_WHAT YOU SHOULD DO_
Nothing but the lines from the one that contains "Read all visible content and emit it as JSON." through the end of the listing should appear, set down exactly.

_Raw records_
** BEGIN **

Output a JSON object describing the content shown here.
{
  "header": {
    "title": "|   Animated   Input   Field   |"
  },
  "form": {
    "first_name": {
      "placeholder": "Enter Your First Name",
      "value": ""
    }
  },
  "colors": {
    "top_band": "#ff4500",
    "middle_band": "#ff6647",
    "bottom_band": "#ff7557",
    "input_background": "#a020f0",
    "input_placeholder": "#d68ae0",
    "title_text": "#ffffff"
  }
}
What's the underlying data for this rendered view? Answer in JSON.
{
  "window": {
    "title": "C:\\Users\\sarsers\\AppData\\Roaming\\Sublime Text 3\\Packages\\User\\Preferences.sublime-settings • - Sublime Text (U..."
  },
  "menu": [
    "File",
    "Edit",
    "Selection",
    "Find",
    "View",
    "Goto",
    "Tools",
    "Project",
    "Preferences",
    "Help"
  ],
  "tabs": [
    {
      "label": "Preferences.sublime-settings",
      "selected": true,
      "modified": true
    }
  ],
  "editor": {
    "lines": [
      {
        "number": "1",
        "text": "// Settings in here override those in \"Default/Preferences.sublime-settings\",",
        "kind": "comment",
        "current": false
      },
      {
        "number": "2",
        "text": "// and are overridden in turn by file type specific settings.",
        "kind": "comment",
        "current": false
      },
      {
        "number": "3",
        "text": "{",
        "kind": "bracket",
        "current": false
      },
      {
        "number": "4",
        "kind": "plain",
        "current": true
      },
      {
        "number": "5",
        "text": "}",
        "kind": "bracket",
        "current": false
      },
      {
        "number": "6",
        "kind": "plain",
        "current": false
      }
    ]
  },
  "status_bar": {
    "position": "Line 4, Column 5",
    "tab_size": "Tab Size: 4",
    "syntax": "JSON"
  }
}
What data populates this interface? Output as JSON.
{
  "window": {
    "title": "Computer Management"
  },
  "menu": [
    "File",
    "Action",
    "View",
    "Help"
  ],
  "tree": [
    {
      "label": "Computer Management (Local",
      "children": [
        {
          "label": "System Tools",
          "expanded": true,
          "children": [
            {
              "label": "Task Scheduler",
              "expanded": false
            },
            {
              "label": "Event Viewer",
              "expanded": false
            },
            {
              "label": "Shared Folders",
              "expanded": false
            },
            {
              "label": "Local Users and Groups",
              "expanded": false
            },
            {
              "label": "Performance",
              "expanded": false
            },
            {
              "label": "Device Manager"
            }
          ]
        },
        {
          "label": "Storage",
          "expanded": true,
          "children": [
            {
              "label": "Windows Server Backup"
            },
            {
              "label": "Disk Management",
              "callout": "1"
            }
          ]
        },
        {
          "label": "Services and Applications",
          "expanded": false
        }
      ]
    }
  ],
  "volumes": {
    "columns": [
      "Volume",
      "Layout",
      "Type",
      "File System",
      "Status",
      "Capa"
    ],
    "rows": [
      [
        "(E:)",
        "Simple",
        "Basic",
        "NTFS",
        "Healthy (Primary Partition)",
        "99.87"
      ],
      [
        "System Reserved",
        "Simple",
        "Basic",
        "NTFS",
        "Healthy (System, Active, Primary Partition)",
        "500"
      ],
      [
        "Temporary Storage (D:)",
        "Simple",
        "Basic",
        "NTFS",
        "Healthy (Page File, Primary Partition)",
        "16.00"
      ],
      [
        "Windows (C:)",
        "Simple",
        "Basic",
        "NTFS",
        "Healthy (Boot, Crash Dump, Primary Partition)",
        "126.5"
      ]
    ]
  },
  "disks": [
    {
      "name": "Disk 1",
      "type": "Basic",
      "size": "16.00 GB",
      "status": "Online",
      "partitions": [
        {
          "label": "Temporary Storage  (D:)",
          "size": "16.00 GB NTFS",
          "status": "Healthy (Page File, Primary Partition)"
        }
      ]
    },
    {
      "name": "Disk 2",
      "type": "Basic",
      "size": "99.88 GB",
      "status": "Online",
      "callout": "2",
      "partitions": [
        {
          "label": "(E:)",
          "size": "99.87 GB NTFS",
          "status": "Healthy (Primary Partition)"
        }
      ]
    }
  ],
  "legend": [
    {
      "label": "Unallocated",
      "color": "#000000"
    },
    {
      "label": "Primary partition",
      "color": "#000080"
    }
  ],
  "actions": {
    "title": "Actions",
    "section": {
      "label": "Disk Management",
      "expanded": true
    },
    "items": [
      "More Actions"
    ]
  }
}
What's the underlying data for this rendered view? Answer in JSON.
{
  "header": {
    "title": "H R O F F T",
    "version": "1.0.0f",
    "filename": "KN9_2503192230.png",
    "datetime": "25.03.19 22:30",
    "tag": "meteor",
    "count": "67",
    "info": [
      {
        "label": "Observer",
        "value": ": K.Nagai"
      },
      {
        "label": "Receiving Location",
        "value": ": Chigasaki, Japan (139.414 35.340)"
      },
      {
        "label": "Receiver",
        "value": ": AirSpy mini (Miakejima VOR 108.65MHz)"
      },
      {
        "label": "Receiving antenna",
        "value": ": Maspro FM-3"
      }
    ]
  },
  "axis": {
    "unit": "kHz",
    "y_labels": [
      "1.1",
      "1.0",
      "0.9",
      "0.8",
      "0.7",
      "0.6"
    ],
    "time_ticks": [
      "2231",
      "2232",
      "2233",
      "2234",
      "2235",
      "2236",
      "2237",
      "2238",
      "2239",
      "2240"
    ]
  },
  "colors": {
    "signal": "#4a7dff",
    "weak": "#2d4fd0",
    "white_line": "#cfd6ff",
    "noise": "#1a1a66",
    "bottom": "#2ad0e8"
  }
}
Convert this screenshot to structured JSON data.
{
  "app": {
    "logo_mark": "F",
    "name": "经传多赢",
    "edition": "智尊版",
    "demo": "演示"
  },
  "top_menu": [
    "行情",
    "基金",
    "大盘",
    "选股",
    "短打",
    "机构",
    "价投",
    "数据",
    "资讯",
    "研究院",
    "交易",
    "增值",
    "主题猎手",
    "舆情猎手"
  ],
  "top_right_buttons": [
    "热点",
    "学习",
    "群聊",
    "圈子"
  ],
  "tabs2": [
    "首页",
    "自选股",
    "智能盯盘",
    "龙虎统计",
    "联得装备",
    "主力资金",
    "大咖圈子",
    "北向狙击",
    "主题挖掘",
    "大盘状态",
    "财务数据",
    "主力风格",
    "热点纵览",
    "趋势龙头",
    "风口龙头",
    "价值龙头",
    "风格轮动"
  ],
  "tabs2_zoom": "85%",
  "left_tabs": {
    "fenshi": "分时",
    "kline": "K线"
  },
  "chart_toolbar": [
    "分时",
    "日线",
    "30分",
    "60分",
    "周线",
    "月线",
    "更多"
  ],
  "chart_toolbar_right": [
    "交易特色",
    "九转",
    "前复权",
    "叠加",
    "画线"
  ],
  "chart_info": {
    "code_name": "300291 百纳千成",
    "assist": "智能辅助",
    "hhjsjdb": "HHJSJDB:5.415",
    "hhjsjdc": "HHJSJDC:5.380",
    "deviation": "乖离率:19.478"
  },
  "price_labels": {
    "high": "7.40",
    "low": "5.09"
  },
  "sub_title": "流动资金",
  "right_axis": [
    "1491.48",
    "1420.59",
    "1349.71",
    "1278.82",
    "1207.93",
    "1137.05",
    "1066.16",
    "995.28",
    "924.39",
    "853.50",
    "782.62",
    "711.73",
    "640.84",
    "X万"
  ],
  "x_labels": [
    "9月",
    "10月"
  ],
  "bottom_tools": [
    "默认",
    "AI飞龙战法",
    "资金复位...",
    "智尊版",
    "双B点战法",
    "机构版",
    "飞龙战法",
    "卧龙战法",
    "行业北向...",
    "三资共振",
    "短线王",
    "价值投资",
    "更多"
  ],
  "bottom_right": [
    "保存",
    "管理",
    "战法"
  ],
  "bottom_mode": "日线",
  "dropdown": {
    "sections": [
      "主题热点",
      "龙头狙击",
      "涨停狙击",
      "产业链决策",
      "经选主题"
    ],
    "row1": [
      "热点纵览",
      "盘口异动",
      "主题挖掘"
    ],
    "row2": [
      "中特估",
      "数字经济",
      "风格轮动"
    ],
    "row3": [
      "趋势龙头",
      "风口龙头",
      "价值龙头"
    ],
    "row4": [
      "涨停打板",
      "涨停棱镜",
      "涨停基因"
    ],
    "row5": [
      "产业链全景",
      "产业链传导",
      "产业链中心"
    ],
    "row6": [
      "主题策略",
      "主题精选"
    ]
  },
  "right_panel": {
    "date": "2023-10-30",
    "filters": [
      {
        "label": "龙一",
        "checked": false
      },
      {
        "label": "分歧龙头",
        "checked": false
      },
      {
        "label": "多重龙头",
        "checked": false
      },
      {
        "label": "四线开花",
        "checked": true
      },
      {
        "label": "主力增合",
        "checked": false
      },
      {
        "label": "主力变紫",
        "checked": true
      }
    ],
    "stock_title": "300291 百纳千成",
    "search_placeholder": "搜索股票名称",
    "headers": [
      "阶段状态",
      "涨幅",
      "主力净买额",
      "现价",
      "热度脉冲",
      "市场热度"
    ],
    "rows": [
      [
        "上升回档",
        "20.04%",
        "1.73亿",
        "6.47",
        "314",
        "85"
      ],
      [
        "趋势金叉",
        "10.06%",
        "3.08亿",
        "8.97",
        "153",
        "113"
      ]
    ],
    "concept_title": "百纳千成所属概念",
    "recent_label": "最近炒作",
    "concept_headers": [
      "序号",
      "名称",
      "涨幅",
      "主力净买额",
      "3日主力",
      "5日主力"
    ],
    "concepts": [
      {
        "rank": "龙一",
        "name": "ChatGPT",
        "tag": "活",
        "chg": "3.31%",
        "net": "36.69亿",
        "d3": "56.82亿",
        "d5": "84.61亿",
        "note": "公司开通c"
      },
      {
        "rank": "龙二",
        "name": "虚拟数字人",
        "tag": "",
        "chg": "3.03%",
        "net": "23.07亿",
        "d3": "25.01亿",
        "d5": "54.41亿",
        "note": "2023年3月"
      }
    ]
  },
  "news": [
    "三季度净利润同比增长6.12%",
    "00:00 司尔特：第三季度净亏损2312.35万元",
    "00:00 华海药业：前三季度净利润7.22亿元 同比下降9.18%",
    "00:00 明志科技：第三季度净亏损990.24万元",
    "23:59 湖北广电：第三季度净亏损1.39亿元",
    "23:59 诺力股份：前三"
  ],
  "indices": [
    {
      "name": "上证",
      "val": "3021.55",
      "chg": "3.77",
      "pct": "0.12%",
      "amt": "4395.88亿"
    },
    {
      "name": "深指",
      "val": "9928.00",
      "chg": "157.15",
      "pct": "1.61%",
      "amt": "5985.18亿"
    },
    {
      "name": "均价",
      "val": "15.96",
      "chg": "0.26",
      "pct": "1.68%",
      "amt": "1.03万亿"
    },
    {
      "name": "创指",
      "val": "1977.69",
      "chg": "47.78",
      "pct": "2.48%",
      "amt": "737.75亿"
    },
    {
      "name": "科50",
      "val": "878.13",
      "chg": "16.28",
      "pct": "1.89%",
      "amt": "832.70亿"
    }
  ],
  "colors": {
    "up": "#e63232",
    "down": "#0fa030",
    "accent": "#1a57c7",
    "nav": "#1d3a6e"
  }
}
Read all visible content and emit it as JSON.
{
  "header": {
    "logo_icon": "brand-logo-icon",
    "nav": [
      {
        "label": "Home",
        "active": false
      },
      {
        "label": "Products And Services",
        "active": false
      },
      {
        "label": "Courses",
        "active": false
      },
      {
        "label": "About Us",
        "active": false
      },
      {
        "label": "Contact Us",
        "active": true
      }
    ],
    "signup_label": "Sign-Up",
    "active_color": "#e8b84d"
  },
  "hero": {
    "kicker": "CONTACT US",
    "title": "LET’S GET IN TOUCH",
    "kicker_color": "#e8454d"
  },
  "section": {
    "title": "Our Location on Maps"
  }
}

** END **

_RESULT_
Read all visible content and emit it as JSON.
{
  "header": {
    "logo_icon": "brand-logo-icon",
    "nav": [
      {
        "label": "Home",
        "active": false
      },
      {
        "label": "Products And Services",
        "active": false
      },
      {
        "label": "Courses",
        "active": false
      },
      {
        "label": "About Us",
        "active": false
      },
      {
        "label": "Contact Us",
        "active": true
      }
    ],
    "signup_label": "Sign-Up",
    "active_color": "#e8b84d"
  },
  "hero": {
    "kicker": "CONTACT US",
    "title": "LET’S GET IN TOUCH",
    "kicker_color": "#e8454d"
  },
  "section": {
    "title": "Our Location on Maps"
  }
}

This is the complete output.